**Goal**
Copy verbatim the lines from the line containing "top-histogram: 10² Number" to the line containing "galaxy-point-0 [329,195,333,199]", inclusive.

**Given records**
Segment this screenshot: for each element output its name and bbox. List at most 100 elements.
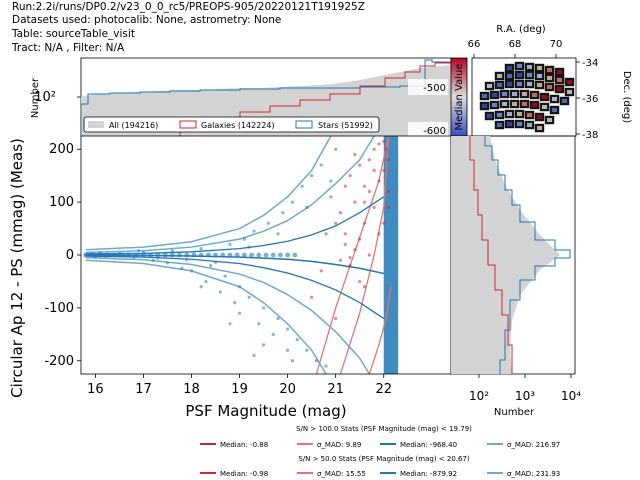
top-histogram: 10² Number All (194216) Galaxies (142224… [30,57,452,137]
star-locus-point-9 [148,252,154,258]
galaxy-point-7 [353,200,357,204]
star-point-40 [209,263,213,268]
sky-tile-value-12 [557,78,562,82]
star-point-39 [286,348,290,352]
galaxy-point-15 [372,147,376,151]
galaxy-point-11 [362,184,367,188]
star-locus-point-10 [155,252,161,258]
right-hist-xlabel: Number [494,407,535,418]
galaxy-point-29 [362,285,367,289]
galaxy-point-14 [367,253,371,257]
scatter-points [83,139,391,368]
star-locus-point-12 [169,252,175,258]
galaxy-point-1 [334,221,338,225]
colorbar-tick-bg-1 [408,79,448,95]
star-point-13 [223,274,227,278]
stats-block1-title: S/N > 100.0 Stats (PSF Magnitude (mag) <… [296,425,472,433]
galaxy-point-6 [348,263,352,268]
star-locus-point-6 [126,252,132,258]
galaxy-point-37 [324,232,328,236]
sky-tile-value-1 [517,64,522,68]
galaxy-point-31 [310,295,314,299]
star-point-23 [286,327,290,331]
star-locus-point-14 [184,252,190,258]
galaxy-point-4 [343,242,347,247]
sky-xtick-68: 68 [509,39,522,50]
star-point-32 [334,147,338,151]
ytick-label-200: 200 [49,142,74,157]
star-locus-point-3 [105,252,110,258]
sky-tile-value-2 [527,65,532,69]
sky-tile-value-33 [492,103,497,107]
star-point-27 [305,348,309,352]
sky-tile-value-45 [537,115,542,119]
ytick-label-100: 100 [49,195,74,210]
galaxy-point-22 [386,189,391,194]
star-point-18 [252,229,256,233]
galaxy-point-32 [334,316,338,321]
sky-tile-value-32 [482,104,487,108]
star-locus-point-22 [241,252,247,258]
legend-swatch-galaxies [179,120,197,129]
star-point-33 [189,269,194,273]
sky-tile-value-38 [542,105,547,109]
sky-tile-value-39 [552,108,557,112]
galaxy-point-33 [353,152,357,157]
sky-tile-value-6 [497,74,502,78]
sky-tile-value-41 [497,113,502,117]
star-envelope-upper-outer [85,136,332,251]
star-locus-point-8 [141,252,146,258]
star-point-43 [237,311,242,315]
star-point-34 [204,279,208,284]
galaxy-point-0 [329,195,333,199]
star-point-53 [151,258,155,262]
galaxy-point-23 [386,158,391,162]
galaxy-point-27 [338,258,343,262]
sky-tile-value-44 [527,113,532,117]
star-envelope-upper-inner [85,196,385,255]
ytick-label-0: 0 [66,248,74,263]
sky-tile-value-24 [492,93,497,97]
galaxy-point-26 [348,256,352,260]
legend-swatch-all [88,121,104,128]
star-point-25 [295,338,299,342]
sky-tile-value-48 [507,122,512,126]
star-point-19 [261,306,266,310]
main-scatter-panel: 16 17 18 19 20 21 22 -200 -100 0 100 200 PSF Magni… [8,135,452,420]
galaxy-point-24 [358,237,362,241]
stats-legend: S/N > 100.0 Stats (PSF Magnitude (mag) <… [200,425,560,478]
star-point-29 [314,359,319,363]
star-point-15 [237,285,242,289]
galaxy-point-39 [386,205,391,209]
galaxy-point-36 [343,184,347,188]
star-point-47 [276,232,280,236]
sky-tile-value-34 [502,102,507,106]
sky-tile-value-49 [517,122,522,126]
sky-tile-value-9 [527,73,532,77]
sky-tile-value-51 [537,126,542,130]
colorbar-tick-1: -500 [423,83,446,94]
sky-tile-value-15 [497,83,502,87]
stats-block1-label-3: σ_MAD: 216.97 [507,441,560,449]
sky-ytick-34: -34 [582,58,598,69]
star-point-36 [233,301,237,305]
star-locus-point-2 [97,252,103,258]
right-xtick-1000: 10³ [515,389,535,403]
star-point-31 [324,364,328,368]
star-locus-point-21 [234,252,240,258]
xtick-label-19: 19 [231,382,248,397]
star-point-42 [180,266,184,270]
star-locus-point-28 [285,252,291,258]
sky-xtick-70: 70 [550,39,563,50]
ytick-label--100: -100 [44,301,74,316]
sky-tile-value-40 [487,114,492,118]
star-point-24 [290,200,295,204]
star-locus-point-19 [220,252,226,258]
star-point-20 [266,221,271,225]
main-ylabel: Circular Ap 12 - PS (mmag) (Meas) [8,138,26,398]
sky-tile-value-31 [562,99,567,103]
stats-block1-items: Median: -0.88 σ_MAD: 9.89 Median: -968.40 σ… [200,441,560,449]
sky-tile-value-10 [537,74,542,78]
star-median-line [85,254,384,275]
galaxy-point-34 [372,168,376,172]
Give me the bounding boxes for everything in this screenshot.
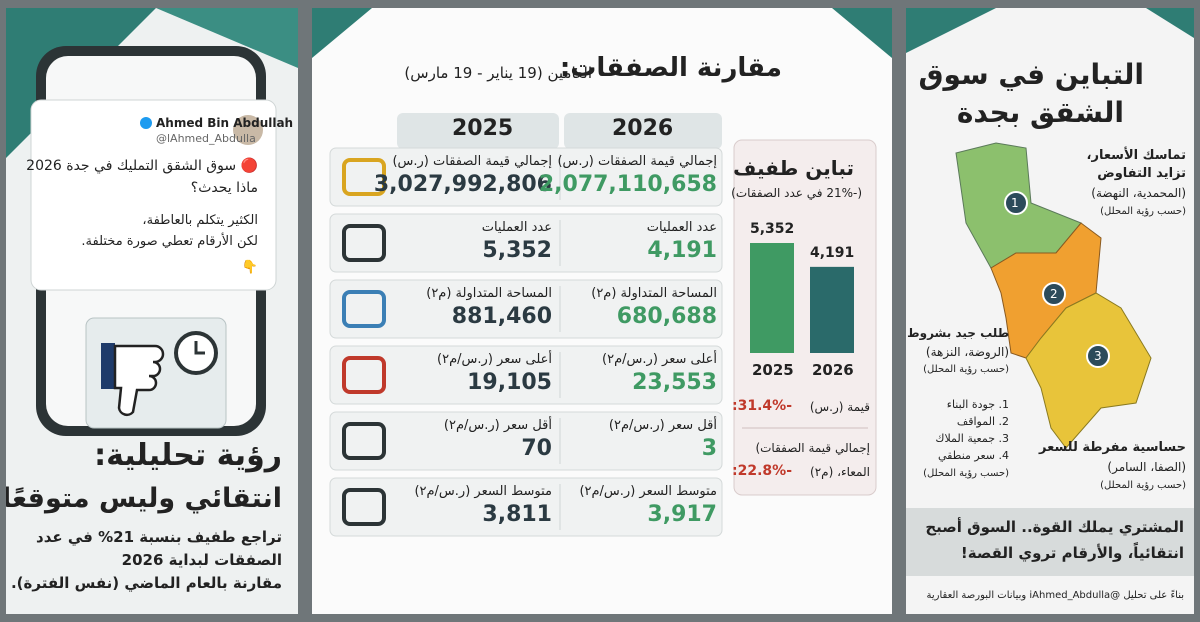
- subtitle: العامين (19 يناير - 19 مارس): [404, 64, 592, 82]
- row-label: أعلى سعر (ر.س/م٢): [602, 352, 717, 367]
- row-value: 680,688: [616, 304, 717, 329]
- variance-label: المعاء، (م٢): [810, 465, 870, 479]
- map-marker: 3: [1094, 349, 1102, 363]
- zone-note: (الروضة، النزهة): [925, 345, 1009, 359]
- row-icon: [342, 356, 386, 394]
- left-art: [6, 8, 298, 436]
- zone-note: (حسب رؤية المحلل): [1100, 480, 1186, 491]
- row-box: [329, 477, 723, 537]
- zone-note: تزايد التفاوض: [1097, 166, 1186, 181]
- title: الشقق بجدة: [956, 96, 1124, 129]
- map-marker: 2: [1050, 287, 1058, 301]
- tweet-line: 🔴 سوق الشقق التمليك في جدة 2026: [26, 158, 258, 174]
- row-label: متوسط السعر (ر.س/م٢): [579, 484, 717, 499]
- row-value: 2,077,110,658: [538, 172, 717, 197]
- heading: انتقائي وليس متوقعًا: [6, 483, 282, 514]
- row-box: [329, 345, 723, 405]
- body-line: تراجع طفيف بنسبة 21% في عدد: [36, 528, 282, 546]
- row-box: [329, 279, 723, 339]
- row-box: [329, 147, 723, 207]
- tweet-line: لكن الأرقام تعطي صورة مختلفة.: [81, 234, 258, 249]
- row-label: إجمالي قيمة الصفقات (ر.س): [557, 154, 717, 169]
- tweet-line: الكثير يتكلم بالعاطفة،: [142, 213, 258, 228]
- row-value: 881,460: [451, 304, 552, 329]
- footer: بناءً على تحليل @iAhmed_Abdulla وبيانات …: [926, 590, 1185, 601]
- zone-note: تماسك الأسعار،: [1086, 148, 1186, 163]
- variance-pct: -22.8%:: [732, 463, 792, 479]
- row-icon: [342, 290, 386, 328]
- row-value: 23,553: [632, 370, 717, 395]
- list-item: 4. سعر منطقي: [937, 449, 1009, 462]
- row-icon: [342, 224, 386, 262]
- row-icon: [342, 488, 386, 526]
- body-line: مقارنة بالعام الماضي (نفس الفترة).: [10, 574, 282, 592]
- row-icon: [342, 158, 386, 196]
- row-label: المساحة المتداولة (م٢): [426, 286, 552, 301]
- zone-note: (المحمدية، النهضة): [1091, 186, 1186, 200]
- banner: انتقائياً، والأرقام تروي القصة!: [960, 544, 1184, 562]
- year-header: 2026: [612, 116, 674, 141]
- list-item: 2. المواقف: [956, 415, 1009, 428]
- variance-subtitle: (-21% في عدد الصفقات): [731, 186, 862, 200]
- tweet-handle: @lAhmed_Abdulla: [156, 132, 256, 145]
- zone-note: طلب جيد بشروط: [907, 326, 1009, 340]
- bar-category: 2026: [812, 361, 854, 379]
- title: التباين في سوق: [918, 58, 1144, 91]
- bar: [750, 243, 794, 353]
- row-label: إجمالي قيمة الصفقات (ر.س): [392, 154, 552, 169]
- heading: رؤية تحليلية:: [94, 438, 282, 473]
- row-box: [329, 213, 723, 273]
- row-label: المساحة المتداولة (م٢): [591, 286, 717, 301]
- middle-panel: مقارنة الصفقات: العامين (19 يناير - 19 م…: [312, 8, 892, 614]
- row-value: 3,917: [647, 502, 717, 527]
- row-value: 19,105: [467, 370, 552, 395]
- variance-pct: -31.4%:: [732, 398, 792, 414]
- row-label: أقل سعر (ر.س/م٢): [443, 418, 552, 433]
- row-value: 70: [521, 436, 552, 461]
- list-item: (حسب رؤية المحلل): [923, 468, 1009, 479]
- tweet-line: ماذا يحدث؟: [190, 180, 258, 196]
- title: مقارنة الصفقات:: [559, 53, 782, 83]
- row-label: أقل سعر (ر.س/م٢): [608, 418, 717, 433]
- zone-note: (حسب رؤية المحلل): [923, 364, 1009, 375]
- right-art: [906, 8, 1194, 576]
- zone-note: حساسية مفرطة للسعر: [1039, 440, 1186, 455]
- row-box: [329, 411, 723, 471]
- row-value: 3,027,992,806: [373, 172, 552, 197]
- row-value: 4,191: [647, 238, 717, 263]
- variance-title: تباين طفيف: [733, 156, 854, 180]
- variance-label: إجمالي قيمة الصفقات): [755, 441, 870, 455]
- left-panel: Ahmed Bin Abdullah @lAhmed_Abdulla 🔴 سوق…: [6, 8, 298, 614]
- row-label: عدد العمليات: [481, 220, 552, 235]
- list-item: 1. جودة البناء: [946, 398, 1009, 411]
- year-header: 2025: [452, 116, 514, 141]
- map-marker: 1: [1011, 196, 1019, 210]
- zone-note: (الصفا، السامر): [1107, 460, 1186, 474]
- right-panel: 1 2 3 التباين في سوق الشقق بجدة تماسك ال…: [906, 8, 1194, 614]
- middle-art: [312, 8, 892, 537]
- row-value: 3: [701, 436, 717, 461]
- banner: المشتري يملك القوة.. السوق أصبح: [925, 518, 1184, 536]
- tweet-line: 👇: [241, 260, 258, 275]
- row-value: 5,352: [482, 238, 552, 263]
- list-item: 3. جمعية الملاك: [935, 432, 1009, 445]
- row-value: 3,811: [482, 502, 552, 527]
- row-label: عدد العمليات: [646, 220, 717, 235]
- tweet-name: Ahmed Bin Abdullah: [156, 116, 294, 130]
- bar-value-label: 5,352: [750, 221, 795, 237]
- row-label: متوسط السعر (ر.س/م٢): [414, 484, 552, 499]
- body-line: الصفقات لبداية 2026: [121, 551, 282, 569]
- variance-label: قيمة (ر.س): [809, 400, 870, 414]
- bar-category: 2025: [752, 361, 794, 379]
- row-label: أعلى سعر (ر.س/م٢): [437, 352, 552, 367]
- bar: [810, 266, 854, 353]
- row-icon: [342, 422, 386, 460]
- zone-note: (حسب رؤية المحلل): [1100, 206, 1186, 217]
- bar-value-label: 4,191: [810, 244, 855, 261]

**Exercise response**
top-histogram: 10² Number All (194216) Galaxies (142224… [30,57,452,137]
star-locus-point-9 [148,252,154,258]
galaxy-point-7 [353,200,357,204]
star-point-40 [209,263,213,268]
sky-tile-value-12 [557,78,562,82]
star-point-39 [286,348,290,352]
galaxy-point-15 [372,147,376,151]
galaxy-point-11 [362,184,367,188]
star-locus-point-10 [155,252,161,258]
right-hist-xlabel: Number [494,407,535,418]
galaxy-point-29 [362,285,367,289]
galaxy-point-14 [367,253,371,257]
scatter-points [83,139,391,368]
star-locus-point-12 [169,252,175,258]
galaxy-point-1 [334,221,338,225]
colorbar-tick-bg-1 [408,79,448,95]
star-point-13 [223,274,227,278]
stats-block1-title: S/N > 100.0 Stats (PSF Magnitude (mag) <… [296,425,472,433]
galaxy-point-6 [348,263,352,268]
star-locus-point-6 [126,252,132,258]
galaxy-point-37 [324,232,328,236]
sky-tile-value-1 [517,64,522,68]
galaxy-point-31 [310,295,314,299]
star-point-23 [286,327,290,331]
star-locus-point-14 [184,252,190,258]
galaxy-point-4 [343,242,347,247]
sky-xtick-68: 68 [509,39,522,50]
star-point-32 [334,147,338,151]
ytick-label-200: 200 [49,142,74,157]
star-locus-point-3 [105,252,110,258]
sky-tile-value-2 [527,65,532,69]
sky-tile-value-33 [492,103,497,107]
star-point-27 [305,348,309,352]
sky-tile-value-45 [537,115,542,119]
ytick-label-100: 100 [49,195,74,210]
galaxy-point-22 [386,189,391,194]
star-point-18 [252,229,256,233]
galaxy-point-32 [334,316,338,321]
sky-tile-value-32 [482,104,487,108]
star-locus-point-22 [241,252,247,258]
legend-swatch-galaxies [179,120,197,129]
star-point-33 [189,269,194,273]
sky-tile-value-38 [542,105,547,109]
sky-tile-value-39 [552,108,557,112]
galaxy-point-33 [353,152,357,157]
sky-tile-value-6 [497,74,502,78]
sky-tile-value-41 [497,113,502,117]
star-envelope-upper-outer [85,136,332,251]
star-locus-point-8 [141,252,146,258]
star-point-43 [237,311,242,315]
star-point-34 [204,279,208,284]
galaxy-point-0 [329,195,333,199]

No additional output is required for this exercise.